### Task description
Return each line that holds the word "nadawcza".

### Data section
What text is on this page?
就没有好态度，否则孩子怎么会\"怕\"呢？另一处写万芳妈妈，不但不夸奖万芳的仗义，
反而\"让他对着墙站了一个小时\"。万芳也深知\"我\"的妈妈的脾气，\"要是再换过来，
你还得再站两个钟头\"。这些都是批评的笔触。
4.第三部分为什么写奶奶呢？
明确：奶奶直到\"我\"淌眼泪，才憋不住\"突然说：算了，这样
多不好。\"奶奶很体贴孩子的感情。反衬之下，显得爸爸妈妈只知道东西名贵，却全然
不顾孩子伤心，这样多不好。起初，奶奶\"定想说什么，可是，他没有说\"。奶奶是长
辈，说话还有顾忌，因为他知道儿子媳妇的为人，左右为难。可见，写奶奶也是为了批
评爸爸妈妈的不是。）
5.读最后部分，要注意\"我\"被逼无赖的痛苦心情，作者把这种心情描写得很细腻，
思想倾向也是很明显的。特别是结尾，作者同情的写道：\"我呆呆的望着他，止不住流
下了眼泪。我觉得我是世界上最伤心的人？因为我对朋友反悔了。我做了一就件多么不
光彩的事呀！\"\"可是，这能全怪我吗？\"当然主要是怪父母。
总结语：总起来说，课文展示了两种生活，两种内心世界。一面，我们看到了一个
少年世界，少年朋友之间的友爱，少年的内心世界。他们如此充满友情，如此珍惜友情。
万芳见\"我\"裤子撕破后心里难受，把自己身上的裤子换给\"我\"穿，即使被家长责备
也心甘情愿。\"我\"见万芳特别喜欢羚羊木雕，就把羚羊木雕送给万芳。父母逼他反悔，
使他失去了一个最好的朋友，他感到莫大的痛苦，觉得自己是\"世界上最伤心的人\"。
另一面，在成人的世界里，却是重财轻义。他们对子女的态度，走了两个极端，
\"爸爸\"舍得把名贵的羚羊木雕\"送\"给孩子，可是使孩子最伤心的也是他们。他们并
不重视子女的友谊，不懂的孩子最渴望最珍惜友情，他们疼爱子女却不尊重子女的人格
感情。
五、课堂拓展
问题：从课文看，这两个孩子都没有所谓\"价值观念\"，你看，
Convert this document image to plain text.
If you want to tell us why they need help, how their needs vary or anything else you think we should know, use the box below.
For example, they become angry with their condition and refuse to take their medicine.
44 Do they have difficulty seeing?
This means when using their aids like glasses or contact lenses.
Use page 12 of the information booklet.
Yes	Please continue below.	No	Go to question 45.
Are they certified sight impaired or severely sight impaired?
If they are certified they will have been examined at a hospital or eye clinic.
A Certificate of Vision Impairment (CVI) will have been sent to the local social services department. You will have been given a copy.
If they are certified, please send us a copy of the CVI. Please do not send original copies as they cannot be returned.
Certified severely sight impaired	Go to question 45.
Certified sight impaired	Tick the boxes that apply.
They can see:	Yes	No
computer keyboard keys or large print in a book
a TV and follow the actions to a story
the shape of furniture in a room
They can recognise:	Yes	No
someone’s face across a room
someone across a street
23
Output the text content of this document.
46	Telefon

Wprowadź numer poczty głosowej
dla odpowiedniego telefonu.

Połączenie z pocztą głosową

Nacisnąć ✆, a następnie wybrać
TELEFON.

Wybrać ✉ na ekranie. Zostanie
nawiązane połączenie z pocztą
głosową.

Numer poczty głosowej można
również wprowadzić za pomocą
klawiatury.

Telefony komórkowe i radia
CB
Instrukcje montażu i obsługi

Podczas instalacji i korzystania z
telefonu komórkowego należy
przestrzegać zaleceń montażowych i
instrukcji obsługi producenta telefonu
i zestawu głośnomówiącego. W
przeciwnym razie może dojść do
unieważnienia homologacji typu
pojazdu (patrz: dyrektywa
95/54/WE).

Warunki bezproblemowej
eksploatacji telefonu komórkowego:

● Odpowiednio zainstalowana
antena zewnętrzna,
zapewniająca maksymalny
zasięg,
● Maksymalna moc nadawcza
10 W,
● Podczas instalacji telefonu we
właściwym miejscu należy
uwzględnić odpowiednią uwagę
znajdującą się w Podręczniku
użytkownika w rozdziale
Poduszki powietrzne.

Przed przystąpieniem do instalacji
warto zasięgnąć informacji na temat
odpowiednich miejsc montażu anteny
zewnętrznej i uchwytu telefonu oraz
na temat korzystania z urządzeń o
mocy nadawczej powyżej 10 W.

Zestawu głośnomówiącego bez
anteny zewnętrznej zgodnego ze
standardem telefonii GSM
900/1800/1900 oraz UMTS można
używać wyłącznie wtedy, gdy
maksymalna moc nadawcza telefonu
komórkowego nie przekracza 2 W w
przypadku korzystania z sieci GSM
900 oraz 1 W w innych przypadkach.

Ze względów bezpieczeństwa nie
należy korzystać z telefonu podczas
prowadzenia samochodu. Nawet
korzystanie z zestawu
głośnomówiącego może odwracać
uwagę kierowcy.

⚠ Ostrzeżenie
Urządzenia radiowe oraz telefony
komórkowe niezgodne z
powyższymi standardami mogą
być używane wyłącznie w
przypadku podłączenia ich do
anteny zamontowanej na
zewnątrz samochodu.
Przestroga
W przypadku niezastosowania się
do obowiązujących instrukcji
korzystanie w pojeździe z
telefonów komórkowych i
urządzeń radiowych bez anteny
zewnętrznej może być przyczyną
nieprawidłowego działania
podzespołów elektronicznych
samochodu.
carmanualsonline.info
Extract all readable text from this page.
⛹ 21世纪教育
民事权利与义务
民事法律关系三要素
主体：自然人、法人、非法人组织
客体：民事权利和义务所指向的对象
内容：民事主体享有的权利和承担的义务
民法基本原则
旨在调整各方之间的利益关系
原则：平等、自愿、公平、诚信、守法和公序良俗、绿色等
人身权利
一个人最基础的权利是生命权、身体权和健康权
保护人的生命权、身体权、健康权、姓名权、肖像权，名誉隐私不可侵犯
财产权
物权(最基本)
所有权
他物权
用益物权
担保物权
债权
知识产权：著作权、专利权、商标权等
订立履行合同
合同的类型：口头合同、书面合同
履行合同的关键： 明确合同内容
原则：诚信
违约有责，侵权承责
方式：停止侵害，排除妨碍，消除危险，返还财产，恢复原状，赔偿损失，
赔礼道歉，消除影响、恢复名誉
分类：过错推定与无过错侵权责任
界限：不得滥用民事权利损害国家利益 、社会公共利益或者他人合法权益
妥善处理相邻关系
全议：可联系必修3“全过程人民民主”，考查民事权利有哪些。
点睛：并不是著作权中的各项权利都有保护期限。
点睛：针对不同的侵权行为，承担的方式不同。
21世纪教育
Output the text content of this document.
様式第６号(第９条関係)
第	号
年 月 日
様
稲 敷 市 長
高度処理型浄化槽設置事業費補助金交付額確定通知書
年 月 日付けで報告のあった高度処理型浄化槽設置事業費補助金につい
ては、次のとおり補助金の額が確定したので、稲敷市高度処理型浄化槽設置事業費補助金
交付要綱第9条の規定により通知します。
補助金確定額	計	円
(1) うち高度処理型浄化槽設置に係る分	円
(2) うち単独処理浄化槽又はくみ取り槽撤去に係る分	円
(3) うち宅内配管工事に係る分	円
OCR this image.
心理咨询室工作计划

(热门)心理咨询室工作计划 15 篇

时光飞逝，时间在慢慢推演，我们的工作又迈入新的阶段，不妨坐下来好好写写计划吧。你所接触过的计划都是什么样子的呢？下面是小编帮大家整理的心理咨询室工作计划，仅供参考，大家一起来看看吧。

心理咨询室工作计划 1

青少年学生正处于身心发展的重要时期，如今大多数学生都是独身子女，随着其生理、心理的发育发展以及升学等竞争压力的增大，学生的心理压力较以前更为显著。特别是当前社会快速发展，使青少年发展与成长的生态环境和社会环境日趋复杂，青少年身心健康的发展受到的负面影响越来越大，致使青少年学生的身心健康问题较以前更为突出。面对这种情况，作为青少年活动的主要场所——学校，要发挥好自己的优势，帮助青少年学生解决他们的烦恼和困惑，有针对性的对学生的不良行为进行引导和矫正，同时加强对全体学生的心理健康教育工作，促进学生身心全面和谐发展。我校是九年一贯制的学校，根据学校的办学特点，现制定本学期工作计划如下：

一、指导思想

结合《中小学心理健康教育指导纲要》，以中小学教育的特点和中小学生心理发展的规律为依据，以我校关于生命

### Response to this exercise
● Maksymalna moc nadawcza
maksymalna moc nadawcza telefonu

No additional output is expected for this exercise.